> **Requirements**: Wherever a line below holds the word "JSON", copy that line.

> **The records**:
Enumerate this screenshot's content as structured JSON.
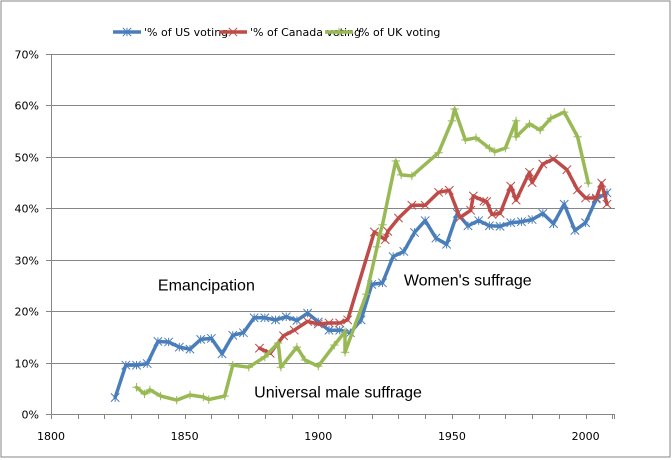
{
  "chart_data": {
    "type": "line",
    "title": "",
    "xlabel": "",
    "ylabel": "",
    "xlim": [
      1800,
      2011
    ],
    "ylim": [
      0,
      70
    ],
    "x_ticks": [
      1800,
      1850,
      1900,
      1950,
      2000
    ],
    "x_tick_labels": [
      "1800",
      "1850",
      "1900",
      "1950",
      "2000"
    ],
    "y_ticks": [
      0,
      10,
      20,
      30,
      40,
      50,
      60,
      70
    ],
    "y_tick_labels": [
      "0%",
      "10%",
      "20%",
      "30%",
      "40%",
      "50%",
      "60%",
      "70%"
    ],
    "grid": "horizontal",
    "legend_position": "top",
    "series": [
      {
        "name": "'% of US voting",
        "color": "#4a7ebb",
        "marker": "asterisk",
        "x": [
          1824,
          1828,
          1832,
          1836,
          1840,
          1844,
          1848,
          1852,
          1856,
          1860,
          1864,
          1868,
          1872,
          1876,
          1880,
          1884,
          1888,
          1892,
          1896,
          1900,
          1904,
          1908,
          1912,
          1916,
          1920,
          1924,
          1928,
          1932,
          1936,
          1940,
          1944,
          1948,
          1952,
          1956,
          1960,
          1964,
          1968,
          1972,
          1976,
          1980,
          1984,
          1988,
          1992,
          1996,
          2000,
          2004,
          2008
        ],
        "values": [
          3.2,
          9.5,
          9.5,
          9.8,
          14.1,
          14.0,
          13.0,
          12.6,
          14.5,
          14.7,
          11.7,
          15.3,
          15.8,
          18.7,
          18.7,
          18.3,
          18.9,
          18.2,
          19.6,
          17.9,
          16.3,
          16.3,
          15.8,
          18.3,
          25.2,
          25.5,
          30.6,
          31.6,
          35.3,
          37.6,
          34.2,
          33.0,
          39.0,
          36.6,
          37.6,
          36.6,
          36.5,
          37.2,
          37.4,
          37.8,
          39.0,
          37.0,
          40.8,
          35.7,
          37.2,
          41.8,
          43.0
        ]
      },
      {
        "name": "'% of Canada voting",
        "color": "#be4b48",
        "marker": "x",
        "x": [
          1878,
          1882,
          1887,
          1891,
          1896,
          1900,
          1904,
          1908,
          1911,
          1921,
          1925,
          1926,
          1930,
          1935,
          1940,
          1945,
          1949,
          1953,
          1957,
          1958,
          1962,
          1963,
          1965,
          1968,
          1972,
          1974,
          1979,
          1980,
          1984,
          1988,
          1993,
          1997,
          2000,
          2004,
          2006,
          2008
        ],
        "values": [
          12.8,
          11.8,
          15.2,
          16.3,
          18.0,
          17.5,
          17.7,
          17.7,
          18.3,
          35.4,
          33.9,
          35.5,
          38.1,
          40.6,
          40.6,
          43.1,
          43.5,
          38.2,
          39.6,
          42.4,
          41.4,
          41.3,
          38.8,
          39.0,
          44.3,
          41.6,
          47.0,
          45.0,
          48.6,
          49.6,
          47.5,
          43.6,
          42.0,
          42.0,
          44.9,
          40.8
        ]
      },
      {
        "name": "'% of UK voting",
        "color": "#98b954",
        "marker": "plus",
        "x": [
          1832,
          1835,
          1837,
          1841,
          1847,
          1852,
          1857,
          1859,
          1865,
          1868,
          1874,
          1880,
          1885,
          1886,
          1892,
          1895,
          1900,
          1906,
          1910,
          1910,
          1918,
          1922,
          1923,
          1924,
          1929,
          1931,
          1935,
          1945,
          1950,
          1951,
          1955,
          1959,
          1964,
          1966,
          1970,
          1974,
          1974,
          1979,
          1983,
          1987,
          1992,
          1997,
          2001
        ],
        "values": [
          5.2,
          3.9,
          4.7,
          3.5,
          2.7,
          3.7,
          3.3,
          2.8,
          3.5,
          9.5,
          9.1,
          11.1,
          13.8,
          9.1,
          13.0,
          10.5,
          9.3,
          13.4,
          16.0,
          12.0,
          23.3,
          32.5,
          35.0,
          36.8,
          49.2,
          46.5,
          46.3,
          50.8,
          57.0,
          59.3,
          53.3,
          53.7,
          51.7,
          51.0,
          51.7,
          57.0,
          53.9,
          56.4,
          55.2,
          57.5,
          58.7,
          53.9,
          44.9
        ]
      }
    ],
    "annotations": [
      {
        "text": "Emancipation",
        "x": 1840,
        "y": 24
      },
      {
        "text": "Women's suffrage",
        "x": 1932,
        "y": 25
      },
      {
        "text": "Universal male suffrage",
        "x": 1876,
        "y": 3.2
      }
    ]
  }
}
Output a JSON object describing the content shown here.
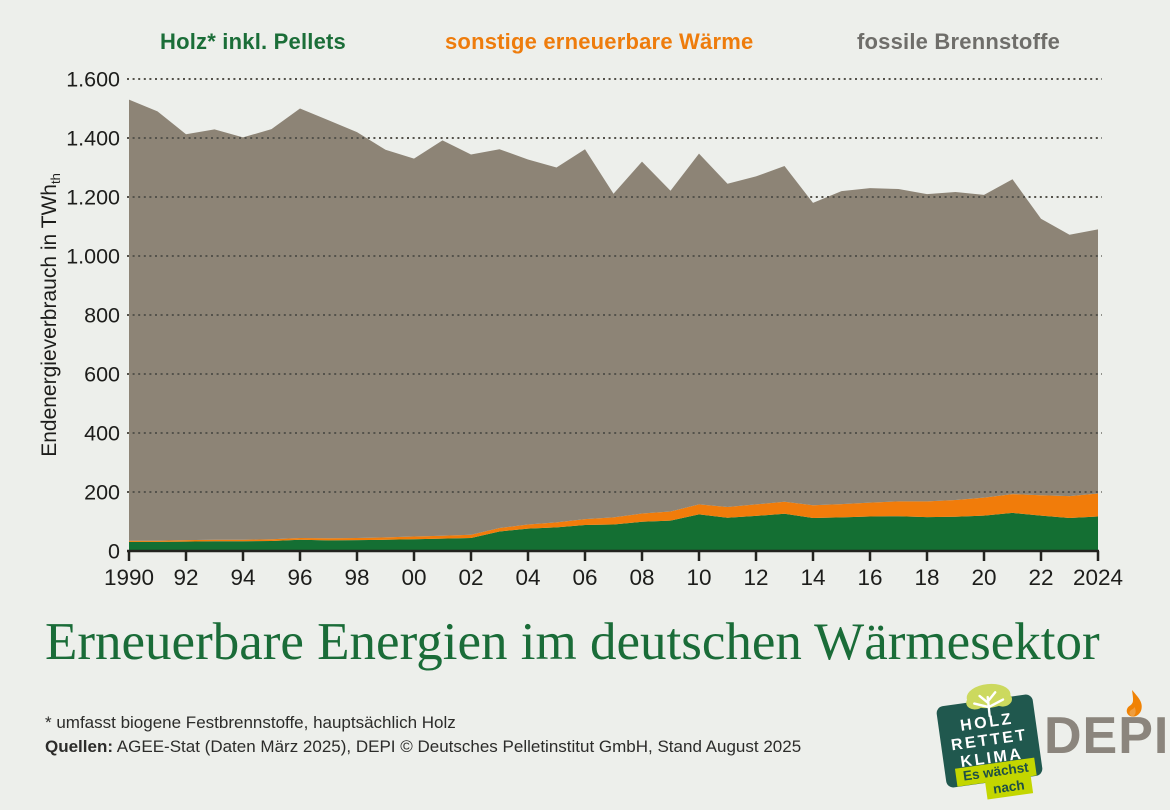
{
  "legend": {
    "items": [
      {
        "label": "Holz* inkl. Pellets",
        "color": "#1b6e38",
        "x": 160
      },
      {
        "label": "sonstige erneuerbare Wärme",
        "color": "#ee7c0c",
        "x": 445
      },
      {
        "label": "fossile Brennstoffe",
        "color": "#6f6e6a",
        "x": 857
      }
    ]
  },
  "chart_data": {
    "type": "area",
    "stacked": true,
    "x": [
      1990,
      1991,
      1992,
      1993,
      1994,
      1995,
      1996,
      1997,
      1998,
      1999,
      2000,
      2001,
      2002,
      2003,
      2004,
      2005,
      2006,
      2007,
      2008,
      2009,
      2010,
      2011,
      2012,
      2013,
      2014,
      2015,
      2016,
      2017,
      2018,
      2019,
      2020,
      2021,
      2022,
      2023,
      2024
    ],
    "series": [
      {
        "name": "Holz* inkl. Pellets",
        "color": "#146f33",
        "values": [
          31,
          31,
          32,
          33,
          33,
          34,
          38,
          36,
          37,
          38,
          40,
          42,
          44,
          66,
          76,
          80,
          88,
          90,
          99,
          103,
          124,
          113,
          119,
          126,
          112,
          114,
          117,
          118,
          115,
          116,
          120,
          129,
          120,
          112,
          117
        ]
      },
      {
        "name": "sonstige erneuerbare Wärme",
        "color": "#f17c0a",
        "values": [
          4,
          4,
          5,
          5,
          5,
          6,
          6,
          7,
          7,
          8,
          9,
          10,
          11,
          12,
          14,
          17,
          20,
          24,
          28,
          31,
          34,
          36,
          39,
          41,
          43,
          45,
          47,
          50,
          53,
          57,
          61,
          64,
          69,
          74,
          78
        ]
      },
      {
        "name": "fossile Brennstoffe",
        "color": "#8d8476",
        "values": [
          1495,
          1455,
          1376,
          1391,
          1364,
          1390,
          1456,
          1417,
          1376,
          1314,
          1281,
          1340,
          1289,
          1284,
          1237,
          1203,
          1254,
          1097,
          1193,
          1087,
          1189,
          1096,
          1112,
          1138,
          1025,
          1061,
          1066,
          1059,
          1042,
          1044,
          1026,
          1067,
          937,
          886,
          895
        ]
      }
    ],
    "ylabel": "Endenergieverbrauch in TWh",
    "ylabel_subscript": "th",
    "ylim": [
      0,
      1600
    ],
    "ytick_step": 200,
    "ytick_labels": [
      "0",
      "200",
      "400",
      "600",
      "800",
      "1.000",
      "1.200",
      "1.400",
      "1.600"
    ],
    "xtick_labels": [
      "1990",
      "92",
      "94",
      "96",
      "98",
      "00",
      "02",
      "04",
      "06",
      "08",
      "10",
      "12",
      "14",
      "16",
      "18",
      "20",
      "22",
      "2024"
    ],
    "grid": "dotted horizontal, drawn over areas",
    "legend_position": "top"
  },
  "title": "Erneuerbare Energien im deutschen Wärmesektor",
  "footnote": "* umfasst biogene Festbrennstoffe, hauptsächlich Holz",
  "source_label": "Quellen:",
  "source_text": " AGEE-Stat (Daten März 2025), DEPI © Deutsches Pelletinstitut GmbH, Stand August 2025",
  "logos": {
    "holz_rettet_klima": {
      "lines": [
        "HOLZ",
        "RETTET",
        "KLIMA"
      ],
      "ribbon_line1": "Es wächst",
      "ribbon_line2": "nach",
      "badge_color": "#20584e",
      "ribbon_color": "#c3d600",
      "leaf_color": "#ccd95e"
    },
    "depi": {
      "text": "DEPI",
      "color": "#8b857d",
      "flame_color": "#f08204"
    }
  }
}
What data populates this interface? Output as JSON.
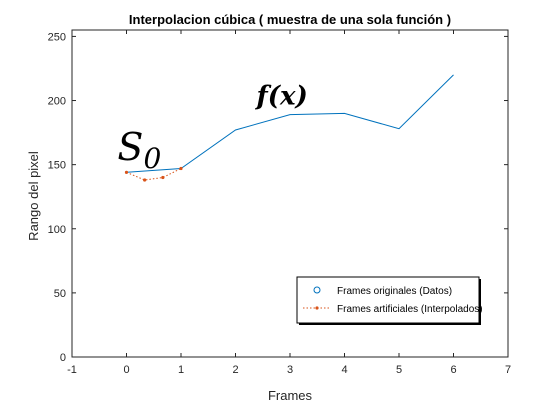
{
  "chart_data": {
    "type": "line",
    "title": "Interpolacion cúbica ( muestra de una sola función )",
    "xlabel": "Frames",
    "ylabel": "Rango del pixel",
    "xlim": [
      -1,
      7
    ],
    "ylim": [
      0,
      255
    ],
    "xticks": [
      -1,
      0,
      1,
      2,
      3,
      4,
      5,
      6,
      7
    ],
    "yticks": [
      0,
      50,
      100,
      150,
      200,
      250
    ],
    "grid": false,
    "legend_position": "bottom-right",
    "series": [
      {
        "name": "Frames originales (Datos)",
        "style": "solid line",
        "color": "#0072BD",
        "x": [
          0,
          1,
          2,
          3,
          4,
          5,
          6
        ],
        "y": [
          144,
          147,
          177,
          189,
          190,
          178,
          220
        ]
      },
      {
        "name": "Frames artificiales (Interpolados)",
        "style": "dotted line with dot markers",
        "color": "#D95319",
        "x": [
          0,
          0.333,
          0.667,
          1
        ],
        "y": [
          144,
          138,
          140,
          147
        ]
      }
    ],
    "annotations": [
      {
        "text": "S",
        "subscript": "0",
        "x": 0.2,
        "y": 163
      },
      {
        "text": "f(x)",
        "x": 2.9,
        "y": 203
      }
    ]
  }
}
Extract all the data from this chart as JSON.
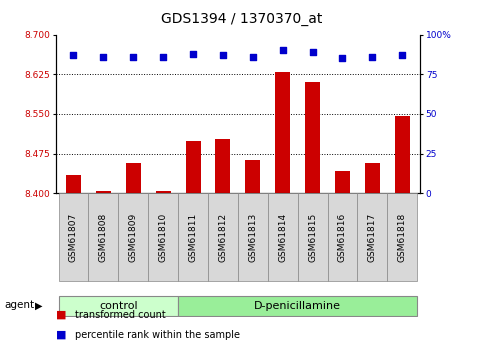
{
  "title": "GDS1394 / 1370370_at",
  "samples": [
    "GSM61807",
    "GSM61808",
    "GSM61809",
    "GSM61810",
    "GSM61811",
    "GSM61812",
    "GSM61813",
    "GSM61814",
    "GSM61815",
    "GSM61816",
    "GSM61817",
    "GSM61818"
  ],
  "bar_values": [
    8.435,
    8.405,
    8.458,
    8.405,
    8.498,
    8.502,
    8.462,
    8.63,
    8.61,
    8.442,
    8.458,
    8.545
  ],
  "percentile_values": [
    87,
    86,
    86,
    86,
    88,
    87,
    86,
    90,
    89,
    85,
    86,
    87
  ],
  "bar_color": "#cc0000",
  "percentile_color": "#0000cc",
  "ylim_left": [
    8.4,
    8.7
  ],
  "ylim_right": [
    0,
    100
  ],
  "yticks_left": [
    8.4,
    8.475,
    8.55,
    8.625,
    8.7
  ],
  "yticks_right": [
    0,
    25,
    50,
    75,
    100
  ],
  "ytick_labels_right": [
    "0",
    "25",
    "50",
    "75",
    "100%"
  ],
  "grid_lines": [
    8.475,
    8.55,
    8.625
  ],
  "n_control": 4,
  "n_treatment": 8,
  "control_label": "control",
  "treatment_label": "D-penicillamine",
  "agent_label": "agent",
  "legend_bar_label": "transformed count",
  "legend_dot_label": "percentile rank within the sample",
  "control_bg": "#ccffcc",
  "treatment_bg": "#99ee99",
  "sample_bg": "#d8d8d8",
  "title_fontsize": 10,
  "tick_fontsize": 6.5,
  "label_fontsize": 8,
  "bar_width": 0.5
}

> **Result of the exercise**:
Enumerate this screenshot's content as structured JSON.
Output a JSON object describing the content shown here.
What data populates this interface? Output as JSON.
Extract all the data from this chart as JSON.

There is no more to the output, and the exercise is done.